» **Records to process**:

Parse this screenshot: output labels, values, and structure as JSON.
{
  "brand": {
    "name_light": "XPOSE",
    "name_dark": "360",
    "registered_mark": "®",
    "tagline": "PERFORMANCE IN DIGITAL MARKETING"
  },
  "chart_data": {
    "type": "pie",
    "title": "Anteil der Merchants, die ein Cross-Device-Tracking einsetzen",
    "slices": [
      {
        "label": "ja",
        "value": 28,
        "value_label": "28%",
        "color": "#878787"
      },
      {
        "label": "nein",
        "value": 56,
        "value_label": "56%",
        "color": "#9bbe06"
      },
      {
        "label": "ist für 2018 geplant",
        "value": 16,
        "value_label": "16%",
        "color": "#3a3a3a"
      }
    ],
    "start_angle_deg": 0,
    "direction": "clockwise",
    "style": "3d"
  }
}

» **Exercise directions**:
Faithfully transcribe the whole of the data.

» **Solved problem**:
Parse this screenshot: output labels, values, and structure as JSON.
{
  "brand": {
    "name_light": "XPOSE",
    "name_dark": "360",
    "registered_mark": "®",
    "tagline": "PERFORMANCE IN DIGITAL MARKETING"
  },
  "chart_data": {
    "type": "pie",
    "title": "Anteil der Merchants, die ein Cross-Device-Tracking einsetzen",
    "slices": [
      {
        "label": "ja",
        "value": 28,
        "value_label": "28%",
        "color": "#878787"
      },
      {
        "label": "nein",
        "value": 56,
        "value_label": "56%",
        "color": "#9bbe06"
      },
      {
        "label": "ist für 2018 geplant",
        "value": 16,
        "value_label": "16%",
        "color": "#3a3a3a"
      }
    ],
    "start_angle_deg": 0,
    "direction": "clockwise",
    "style": "3d"
  }
}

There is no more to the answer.